START
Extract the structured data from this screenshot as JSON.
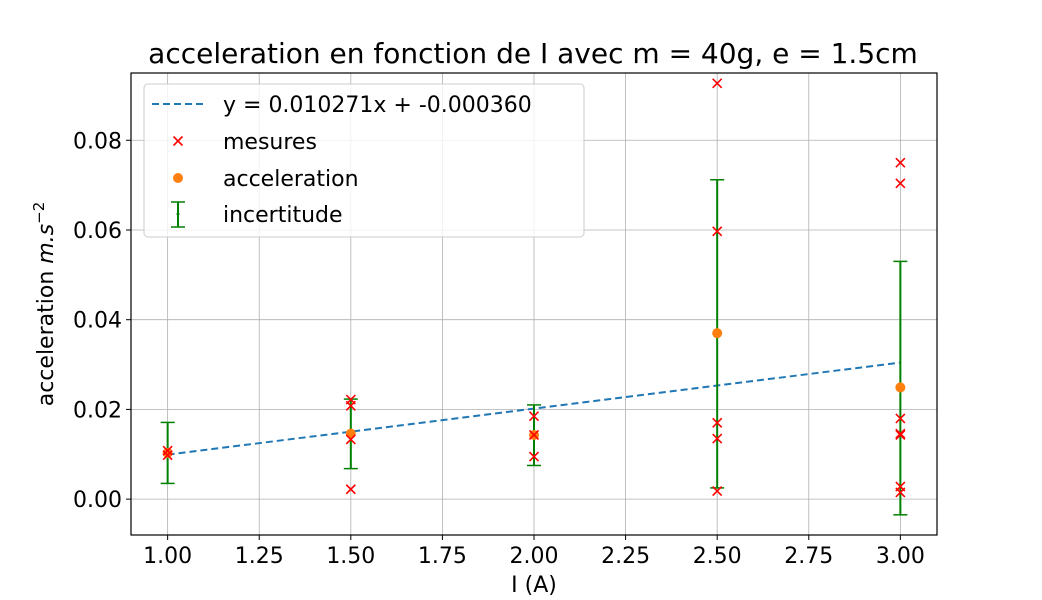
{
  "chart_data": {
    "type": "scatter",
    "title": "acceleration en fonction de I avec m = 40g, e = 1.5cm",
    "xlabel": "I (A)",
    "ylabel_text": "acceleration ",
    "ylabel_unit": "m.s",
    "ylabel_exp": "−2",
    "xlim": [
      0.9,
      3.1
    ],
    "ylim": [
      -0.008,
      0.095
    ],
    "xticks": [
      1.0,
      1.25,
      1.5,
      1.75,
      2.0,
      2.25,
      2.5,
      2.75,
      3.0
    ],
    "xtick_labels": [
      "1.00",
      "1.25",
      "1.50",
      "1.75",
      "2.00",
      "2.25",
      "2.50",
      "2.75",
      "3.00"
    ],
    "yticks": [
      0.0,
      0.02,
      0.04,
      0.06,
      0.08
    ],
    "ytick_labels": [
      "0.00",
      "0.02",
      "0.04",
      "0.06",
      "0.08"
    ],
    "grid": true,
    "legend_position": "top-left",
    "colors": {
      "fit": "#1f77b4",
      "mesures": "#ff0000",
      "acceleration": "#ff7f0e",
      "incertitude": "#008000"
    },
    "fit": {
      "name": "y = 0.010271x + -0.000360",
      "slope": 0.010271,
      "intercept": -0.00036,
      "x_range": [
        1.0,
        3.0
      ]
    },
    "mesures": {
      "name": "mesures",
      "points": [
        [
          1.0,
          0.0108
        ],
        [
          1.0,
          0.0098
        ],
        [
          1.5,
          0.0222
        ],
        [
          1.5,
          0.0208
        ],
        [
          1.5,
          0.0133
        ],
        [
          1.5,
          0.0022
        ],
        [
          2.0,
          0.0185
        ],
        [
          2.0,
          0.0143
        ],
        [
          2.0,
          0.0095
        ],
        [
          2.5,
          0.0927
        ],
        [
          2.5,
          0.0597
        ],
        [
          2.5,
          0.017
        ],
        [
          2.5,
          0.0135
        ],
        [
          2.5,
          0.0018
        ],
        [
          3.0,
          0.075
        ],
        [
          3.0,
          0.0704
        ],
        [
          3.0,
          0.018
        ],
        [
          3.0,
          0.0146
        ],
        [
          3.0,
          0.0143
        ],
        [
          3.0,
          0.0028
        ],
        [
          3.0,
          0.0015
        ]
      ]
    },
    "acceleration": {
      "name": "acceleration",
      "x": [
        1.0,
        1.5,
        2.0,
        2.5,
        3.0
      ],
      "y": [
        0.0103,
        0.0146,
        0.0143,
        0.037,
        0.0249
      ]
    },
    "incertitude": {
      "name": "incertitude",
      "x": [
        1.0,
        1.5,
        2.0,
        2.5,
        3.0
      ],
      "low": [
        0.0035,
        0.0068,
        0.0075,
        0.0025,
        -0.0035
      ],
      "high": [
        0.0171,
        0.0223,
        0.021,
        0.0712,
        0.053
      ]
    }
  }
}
END
__Set problem__
Replicate the material above verbatim; images stay out of the copy.

__Answer to the task__
Extract the structured data from this screenshot as JSON.
{
  "chart_data": {
    "type": "scatter",
    "title": "acceleration en fonction de I avec m = 40g, e = 1.5cm",
    "xlabel": "I (A)",
    "ylabel_text": "acceleration ",
    "ylabel_unit": "m.s",
    "ylabel_exp": "−2",
    "xlim": [
      0.9,
      3.1
    ],
    "ylim": [
      -0.008,
      0.095
    ],
    "xticks": [
      1.0,
      1.25,
      1.5,
      1.75,
      2.0,
      2.25,
      2.5,
      2.75,
      3.0
    ],
    "xtick_labels": [
      "1.00",
      "1.25",
      "1.50",
      "1.75",
      "2.00",
      "2.25",
      "2.50",
      "2.75",
      "3.00"
    ],
    "yticks": [
      0.0,
      0.02,
      0.04,
      0.06,
      0.08
    ],
    "ytick_labels": [
      "0.00",
      "0.02",
      "0.04",
      "0.06",
      "0.08"
    ],
    "grid": true,
    "legend_position": "top-left",
    "colors": {
      "fit": "#1f77b4",
      "mesures": "#ff0000",
      "acceleration": "#ff7f0e",
      "incertitude": "#008000"
    },
    "fit": {
      "name": "y = 0.010271x + -0.000360",
      "slope": 0.010271,
      "intercept": -0.00036,
      "x_range": [
        1.0,
        3.0
      ]
    },
    "mesures": {
      "name": "mesures",
      "points": [
        [
          1.0,
          0.0108
        ],
        [
          1.0,
          0.0098
        ],
        [
          1.5,
          0.0222
        ],
        [
          1.5,
          0.0208
        ],
        [
          1.5,
          0.0133
        ],
        [
          1.5,
          0.0022
        ],
        [
          2.0,
          0.0185
        ],
        [
          2.0,
          0.0143
        ],
        [
          2.0,
          0.0095
        ],
        [
          2.5,
          0.0927
        ],
        [
          2.5,
          0.0597
        ],
        [
          2.5,
          0.017
        ],
        [
          2.5,
          0.0135
        ],
        [
          2.5,
          0.0018
        ],
        [
          3.0,
          0.075
        ],
        [
          3.0,
          0.0704
        ],
        [
          3.0,
          0.018
        ],
        [
          3.0,
          0.0146
        ],
        [
          3.0,
          0.0143
        ],
        [
          3.0,
          0.0028
        ],
        [
          3.0,
          0.0015
        ]
      ]
    },
    "acceleration": {
      "name": "acceleration",
      "x": [
        1.0,
        1.5,
        2.0,
        2.5,
        3.0
      ],
      "y": [
        0.0103,
        0.0146,
        0.0143,
        0.037,
        0.0249
      ]
    },
    "incertitude": {
      "name": "incertitude",
      "x": [
        1.0,
        1.5,
        2.0,
        2.5,
        3.0
      ],
      "low": [
        0.0035,
        0.0068,
        0.0075,
        0.0025,
        -0.0035
      ],
      "high": [
        0.0171,
        0.0223,
        0.021,
        0.0712,
        0.053
      ]
    }
  }
}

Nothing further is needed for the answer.